* Aim of the task *
Identify the lines in the data below that contain "испытания" and give only how many there are.

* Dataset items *

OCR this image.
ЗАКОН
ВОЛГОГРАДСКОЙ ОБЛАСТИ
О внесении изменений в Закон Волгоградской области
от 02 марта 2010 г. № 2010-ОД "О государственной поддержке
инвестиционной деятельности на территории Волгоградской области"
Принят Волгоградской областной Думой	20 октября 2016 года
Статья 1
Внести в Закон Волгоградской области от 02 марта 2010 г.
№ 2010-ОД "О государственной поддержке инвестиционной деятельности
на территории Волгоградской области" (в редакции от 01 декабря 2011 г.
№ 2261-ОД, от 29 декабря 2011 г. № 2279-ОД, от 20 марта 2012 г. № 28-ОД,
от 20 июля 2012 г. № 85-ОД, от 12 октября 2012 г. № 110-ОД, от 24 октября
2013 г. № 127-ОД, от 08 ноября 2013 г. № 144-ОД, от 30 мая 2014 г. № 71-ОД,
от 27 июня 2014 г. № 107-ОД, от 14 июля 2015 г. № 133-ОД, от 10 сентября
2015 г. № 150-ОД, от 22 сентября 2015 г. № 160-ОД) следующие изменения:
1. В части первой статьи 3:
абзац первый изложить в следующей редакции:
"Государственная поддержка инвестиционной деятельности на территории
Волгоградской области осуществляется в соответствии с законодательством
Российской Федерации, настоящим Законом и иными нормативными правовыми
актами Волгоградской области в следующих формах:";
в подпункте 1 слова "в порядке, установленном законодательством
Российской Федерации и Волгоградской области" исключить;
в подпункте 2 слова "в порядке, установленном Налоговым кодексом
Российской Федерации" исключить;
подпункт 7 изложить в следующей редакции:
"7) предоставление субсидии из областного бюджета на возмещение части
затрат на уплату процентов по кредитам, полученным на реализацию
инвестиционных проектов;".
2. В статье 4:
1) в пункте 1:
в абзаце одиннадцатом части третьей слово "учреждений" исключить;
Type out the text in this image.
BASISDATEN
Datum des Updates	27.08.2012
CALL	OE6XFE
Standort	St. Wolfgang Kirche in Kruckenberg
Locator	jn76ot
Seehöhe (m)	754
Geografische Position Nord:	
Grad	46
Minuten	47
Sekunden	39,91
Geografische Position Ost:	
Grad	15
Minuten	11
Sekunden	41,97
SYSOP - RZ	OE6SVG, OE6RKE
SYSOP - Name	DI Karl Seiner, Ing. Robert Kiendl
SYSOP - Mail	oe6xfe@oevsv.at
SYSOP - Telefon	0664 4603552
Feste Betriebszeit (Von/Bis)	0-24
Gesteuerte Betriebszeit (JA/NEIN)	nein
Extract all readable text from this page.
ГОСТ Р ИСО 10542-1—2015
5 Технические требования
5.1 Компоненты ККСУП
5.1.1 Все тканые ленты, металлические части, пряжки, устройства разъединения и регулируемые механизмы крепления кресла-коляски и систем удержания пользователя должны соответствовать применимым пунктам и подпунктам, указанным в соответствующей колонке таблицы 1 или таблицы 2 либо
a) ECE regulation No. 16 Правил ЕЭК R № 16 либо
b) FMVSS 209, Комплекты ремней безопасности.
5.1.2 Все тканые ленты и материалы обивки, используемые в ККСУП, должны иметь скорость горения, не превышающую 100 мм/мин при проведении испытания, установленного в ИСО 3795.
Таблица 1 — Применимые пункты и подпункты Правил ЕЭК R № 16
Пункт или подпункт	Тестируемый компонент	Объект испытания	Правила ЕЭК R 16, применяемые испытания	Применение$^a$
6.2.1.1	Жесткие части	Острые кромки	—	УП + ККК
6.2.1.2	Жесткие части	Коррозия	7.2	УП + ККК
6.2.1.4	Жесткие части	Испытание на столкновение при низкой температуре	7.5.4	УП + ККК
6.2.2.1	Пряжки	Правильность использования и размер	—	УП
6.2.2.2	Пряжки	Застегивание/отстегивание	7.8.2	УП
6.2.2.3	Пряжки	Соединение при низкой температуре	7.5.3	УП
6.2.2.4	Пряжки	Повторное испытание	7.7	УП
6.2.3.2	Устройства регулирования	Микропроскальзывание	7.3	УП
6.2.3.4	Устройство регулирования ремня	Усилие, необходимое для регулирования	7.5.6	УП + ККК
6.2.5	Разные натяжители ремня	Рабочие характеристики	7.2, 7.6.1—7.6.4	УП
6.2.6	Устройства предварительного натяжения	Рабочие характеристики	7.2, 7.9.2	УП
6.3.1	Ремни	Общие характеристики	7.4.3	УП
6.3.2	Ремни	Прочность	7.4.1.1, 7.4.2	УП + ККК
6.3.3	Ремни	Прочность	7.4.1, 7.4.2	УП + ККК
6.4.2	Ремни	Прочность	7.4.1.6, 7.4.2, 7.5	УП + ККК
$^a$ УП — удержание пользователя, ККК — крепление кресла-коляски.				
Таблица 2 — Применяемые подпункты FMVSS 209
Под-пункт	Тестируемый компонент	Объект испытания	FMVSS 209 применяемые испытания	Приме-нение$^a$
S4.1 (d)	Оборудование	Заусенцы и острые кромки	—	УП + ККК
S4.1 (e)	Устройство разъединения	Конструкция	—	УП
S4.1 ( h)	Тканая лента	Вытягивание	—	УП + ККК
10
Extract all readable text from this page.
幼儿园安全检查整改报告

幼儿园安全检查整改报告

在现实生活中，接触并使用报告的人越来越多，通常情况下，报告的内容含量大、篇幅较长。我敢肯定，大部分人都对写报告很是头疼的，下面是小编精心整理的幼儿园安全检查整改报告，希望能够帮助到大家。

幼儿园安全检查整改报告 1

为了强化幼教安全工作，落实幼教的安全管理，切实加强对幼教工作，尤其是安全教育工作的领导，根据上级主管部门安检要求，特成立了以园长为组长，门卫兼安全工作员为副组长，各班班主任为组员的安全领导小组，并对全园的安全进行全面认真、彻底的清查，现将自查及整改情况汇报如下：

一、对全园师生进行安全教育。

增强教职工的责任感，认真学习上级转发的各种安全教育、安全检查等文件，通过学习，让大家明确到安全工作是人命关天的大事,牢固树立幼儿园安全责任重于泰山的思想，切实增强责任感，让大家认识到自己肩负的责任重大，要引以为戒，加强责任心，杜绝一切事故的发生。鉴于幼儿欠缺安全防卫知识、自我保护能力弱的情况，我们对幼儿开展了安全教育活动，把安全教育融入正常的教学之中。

* Full solution *
3